───── Texto fornecido

O impacto dos influenciadores digitais na formação dos jovens
Enviada em 07/04/2020
A série “Black Mirror” abordou em seu episódio “Nosedive” a relação atual com as redes sociais, possibilitando um questionamento acerca da busca da melhor avaliação social. Nesse contexto, é evidente o impacto dos influenciadores digitais na formação dos jovens, tornando-os reféns de uma reputação “online”. Com efeito, essa busca trouxe a falta de personalidade dos seguidores, transformando-os em um padrão, bem como os transtornos psicológicos resultantes do somatório de frustrações.
Segundo um estudo realizado pelo “Google”, 88% dos consumidores confiam nas recomendação online, e de acordo com o “Mindminers”, 62% dos brasileiros têm um influenciador digital preferido. Entretanto, a capacidade inventiva da atual juventude passou a responsabilidade das decisões para um pequena parcela de pessoas, as quais nem sempre são especialistas em um determinado assunto, mas por possuírem uma boa imagem, conseguem ditar um padrão a ser seguido por milhares.

──────────
───── Dados extraídos

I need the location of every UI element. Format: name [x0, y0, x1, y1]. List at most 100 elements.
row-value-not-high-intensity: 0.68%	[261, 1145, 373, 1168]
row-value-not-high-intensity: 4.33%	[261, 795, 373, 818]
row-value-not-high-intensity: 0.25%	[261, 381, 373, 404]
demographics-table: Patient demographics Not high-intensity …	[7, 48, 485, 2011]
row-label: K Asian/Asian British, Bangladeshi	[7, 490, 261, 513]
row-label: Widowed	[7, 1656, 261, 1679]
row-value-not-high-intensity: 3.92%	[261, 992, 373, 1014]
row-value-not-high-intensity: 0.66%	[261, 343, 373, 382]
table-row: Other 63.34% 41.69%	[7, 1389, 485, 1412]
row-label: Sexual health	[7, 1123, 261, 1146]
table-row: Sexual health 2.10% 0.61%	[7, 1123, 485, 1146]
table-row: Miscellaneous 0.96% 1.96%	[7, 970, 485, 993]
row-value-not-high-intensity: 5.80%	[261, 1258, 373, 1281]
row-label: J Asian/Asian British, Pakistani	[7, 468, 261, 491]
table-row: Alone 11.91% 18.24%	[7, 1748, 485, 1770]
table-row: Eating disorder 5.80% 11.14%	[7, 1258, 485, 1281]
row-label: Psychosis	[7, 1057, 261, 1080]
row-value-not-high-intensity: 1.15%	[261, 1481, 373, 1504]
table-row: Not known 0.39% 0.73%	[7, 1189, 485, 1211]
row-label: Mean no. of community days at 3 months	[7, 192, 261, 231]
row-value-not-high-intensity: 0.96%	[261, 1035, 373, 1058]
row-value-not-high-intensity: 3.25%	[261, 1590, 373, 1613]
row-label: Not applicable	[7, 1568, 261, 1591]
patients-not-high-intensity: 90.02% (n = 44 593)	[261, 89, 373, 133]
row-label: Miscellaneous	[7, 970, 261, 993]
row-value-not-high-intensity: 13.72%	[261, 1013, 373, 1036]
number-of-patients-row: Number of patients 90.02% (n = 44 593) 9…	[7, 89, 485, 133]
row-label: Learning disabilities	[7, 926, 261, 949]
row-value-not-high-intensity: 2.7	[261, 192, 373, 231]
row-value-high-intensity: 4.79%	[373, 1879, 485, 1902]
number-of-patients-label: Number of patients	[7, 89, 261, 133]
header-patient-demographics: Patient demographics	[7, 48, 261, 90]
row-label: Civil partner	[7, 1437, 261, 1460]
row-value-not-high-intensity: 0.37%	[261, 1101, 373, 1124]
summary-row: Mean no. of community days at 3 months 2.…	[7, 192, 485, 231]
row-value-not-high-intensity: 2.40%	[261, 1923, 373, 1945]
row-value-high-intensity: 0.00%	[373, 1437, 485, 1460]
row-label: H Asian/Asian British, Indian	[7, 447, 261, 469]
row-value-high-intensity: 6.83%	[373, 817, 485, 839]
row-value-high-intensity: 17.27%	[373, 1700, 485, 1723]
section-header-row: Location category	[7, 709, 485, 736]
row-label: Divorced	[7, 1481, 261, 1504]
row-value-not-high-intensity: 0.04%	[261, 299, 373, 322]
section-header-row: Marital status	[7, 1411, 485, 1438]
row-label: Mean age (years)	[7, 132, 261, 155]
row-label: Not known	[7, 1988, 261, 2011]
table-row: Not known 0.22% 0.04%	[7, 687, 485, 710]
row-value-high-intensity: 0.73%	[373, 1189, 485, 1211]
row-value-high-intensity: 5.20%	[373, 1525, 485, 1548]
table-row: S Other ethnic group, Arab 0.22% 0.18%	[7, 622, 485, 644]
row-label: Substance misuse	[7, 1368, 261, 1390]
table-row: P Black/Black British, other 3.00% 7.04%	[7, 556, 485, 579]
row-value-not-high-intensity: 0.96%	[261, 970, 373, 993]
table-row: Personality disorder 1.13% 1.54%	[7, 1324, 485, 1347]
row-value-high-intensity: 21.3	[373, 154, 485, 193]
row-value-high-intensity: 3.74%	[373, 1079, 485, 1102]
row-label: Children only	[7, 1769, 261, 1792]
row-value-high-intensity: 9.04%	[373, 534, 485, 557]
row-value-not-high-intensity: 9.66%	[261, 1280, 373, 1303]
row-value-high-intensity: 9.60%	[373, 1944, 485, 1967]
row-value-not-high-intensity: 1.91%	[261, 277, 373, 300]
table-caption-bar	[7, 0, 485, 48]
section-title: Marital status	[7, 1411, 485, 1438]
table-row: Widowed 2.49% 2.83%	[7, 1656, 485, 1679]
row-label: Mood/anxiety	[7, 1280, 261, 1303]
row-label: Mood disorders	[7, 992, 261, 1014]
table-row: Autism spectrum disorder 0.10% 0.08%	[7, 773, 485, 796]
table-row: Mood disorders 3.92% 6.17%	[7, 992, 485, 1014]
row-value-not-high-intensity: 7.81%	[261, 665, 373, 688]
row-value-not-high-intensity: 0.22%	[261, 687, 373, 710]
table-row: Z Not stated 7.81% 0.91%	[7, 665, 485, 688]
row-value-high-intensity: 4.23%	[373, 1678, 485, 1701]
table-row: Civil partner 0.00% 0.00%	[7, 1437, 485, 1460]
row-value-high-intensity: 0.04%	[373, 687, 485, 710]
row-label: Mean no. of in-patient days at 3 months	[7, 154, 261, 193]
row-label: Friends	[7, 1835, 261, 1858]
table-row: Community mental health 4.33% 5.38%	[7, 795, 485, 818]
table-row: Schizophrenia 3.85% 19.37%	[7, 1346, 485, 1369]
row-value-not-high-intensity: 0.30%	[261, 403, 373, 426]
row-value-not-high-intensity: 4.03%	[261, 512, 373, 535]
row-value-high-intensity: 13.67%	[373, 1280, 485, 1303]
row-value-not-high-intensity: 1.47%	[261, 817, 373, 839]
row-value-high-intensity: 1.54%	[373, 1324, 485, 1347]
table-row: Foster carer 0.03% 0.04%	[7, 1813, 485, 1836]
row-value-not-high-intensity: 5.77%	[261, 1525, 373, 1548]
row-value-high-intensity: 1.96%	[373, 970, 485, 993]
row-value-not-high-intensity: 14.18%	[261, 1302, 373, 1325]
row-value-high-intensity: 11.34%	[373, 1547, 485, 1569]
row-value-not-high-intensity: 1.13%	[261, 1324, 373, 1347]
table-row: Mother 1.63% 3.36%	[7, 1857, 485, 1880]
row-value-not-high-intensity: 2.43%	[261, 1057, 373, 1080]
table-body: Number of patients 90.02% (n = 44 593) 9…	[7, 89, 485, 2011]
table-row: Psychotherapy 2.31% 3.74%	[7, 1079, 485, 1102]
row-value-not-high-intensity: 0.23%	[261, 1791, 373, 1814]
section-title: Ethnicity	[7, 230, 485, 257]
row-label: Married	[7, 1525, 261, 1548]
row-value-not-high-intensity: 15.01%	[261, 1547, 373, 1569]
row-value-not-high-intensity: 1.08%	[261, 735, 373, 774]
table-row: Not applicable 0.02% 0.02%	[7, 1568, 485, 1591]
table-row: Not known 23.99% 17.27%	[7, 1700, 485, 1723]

──────────

**Problemas a resolver**
**A)** Responda, com base no texto sobre influenciadores digitais:
(i) Qual episódio da série "Black Mirror" é citado?
(ii) Segundo o estudo do "Google", que porcentagem dos consumidores confia nas recomendações online?
(iii) De acordo com o "Mindminers", que porcentagem dos brasileiros tem um influenciador digital preferido?
**B)** Por favor, dê prosseguimento ao texto sobre influenciadores digitais a partir do ponto em que ele termina.
O material não tem nenhum papel aqui.

**Resultados**
**A)**
(i) "Nosedive".
(ii) 88%.
(iii) 62%.

**B)**
Outrossim, conforme uma pesquisa da “Royal Society for Public Health”, o aumento das atividades em redes sociais foi associado a várias doenças, tais como transtorno de ansiedade, depressão e a síndrome do toque fantasma. Consequentemente, a necessidade de exposição tornou-se algo cansativo e ignorou a parte da vida que não aparece nas telas, na qual os famosos têm uma vida comum, tangível a qualquer público, roubando o sentido que há na simplicidade.
Infere-se, portanto, que é urgente a redução do impacto causado pelos influenciadores digitais na formação dos jovens. Para que isso ocorra, é necessário que as escolas realizem debates interdisciplinares, estimulando a mudança da perspectiva e do comportamento da juventude. Some-se a isso o acompanhamento psicológico ao menor sinal de algum transtorno social ou psicológico. Assim, a cultura de uma falsa imagem de vida perfeita será desconstruída pelo viés educativo.